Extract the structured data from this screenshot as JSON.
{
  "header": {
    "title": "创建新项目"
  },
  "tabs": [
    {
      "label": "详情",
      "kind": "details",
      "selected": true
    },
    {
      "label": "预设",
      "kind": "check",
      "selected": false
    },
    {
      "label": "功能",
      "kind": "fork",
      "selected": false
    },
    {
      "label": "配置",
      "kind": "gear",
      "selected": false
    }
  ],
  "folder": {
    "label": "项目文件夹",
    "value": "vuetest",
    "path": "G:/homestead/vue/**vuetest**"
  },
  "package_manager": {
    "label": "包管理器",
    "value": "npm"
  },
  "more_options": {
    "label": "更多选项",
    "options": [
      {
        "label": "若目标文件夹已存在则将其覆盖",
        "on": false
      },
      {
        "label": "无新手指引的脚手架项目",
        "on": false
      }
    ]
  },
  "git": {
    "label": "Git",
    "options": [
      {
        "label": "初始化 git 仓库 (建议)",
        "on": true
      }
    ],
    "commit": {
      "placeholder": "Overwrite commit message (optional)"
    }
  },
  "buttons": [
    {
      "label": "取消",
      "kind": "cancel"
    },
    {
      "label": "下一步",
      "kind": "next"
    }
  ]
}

Set exercise ->
Your task is to reproduce all of the records exactly.

Task solution ->
Extract the structured data from this screenshot as JSON.
{
  "header": {
    "title": "创建新项目"
  },
  "tabs": [
    {
      "label": "详情",
      "kind": "details",
      "selected": true
    },
    {
      "label": "预设",
      "kind": "check",
      "selected": false
    },
    {
      "label": "功能",
      "kind": "fork",
      "selected": false
    },
    {
      "label": "配置",
      "kind": "gear",
      "selected": false
    }
  ],
  "folder": {
    "label": "项目文件夹",
    "value": "vuetest",
    "path": "G:/homestead/vue/**vuetest**"
  },
  "package_manager": {
    "label": "包管理器",
    "value": "npm"
  },
  "more_options": {
    "label": "更多选项",
    "options": [
      {
        "label": "若目标文件夹已存在则将其覆盖",
        "on": false
      },
      {
        "label": "无新手指引的脚手架项目",
        "on": false
      }
    ]
  },
  "git": {
    "label": "Git",
    "options": [
      {
        "label": "初始化 git 仓库 (建议)",
        "on": true
      }
    ],
    "commit": {
      "placeholder": "Overwrite commit message (optional)"
    }
  },
  "buttons": [
    {
      "label": "取消",
      "kind": "cancel"
    },
    {
      "label": "下一步",
      "kind": "next"
    }
  ]
}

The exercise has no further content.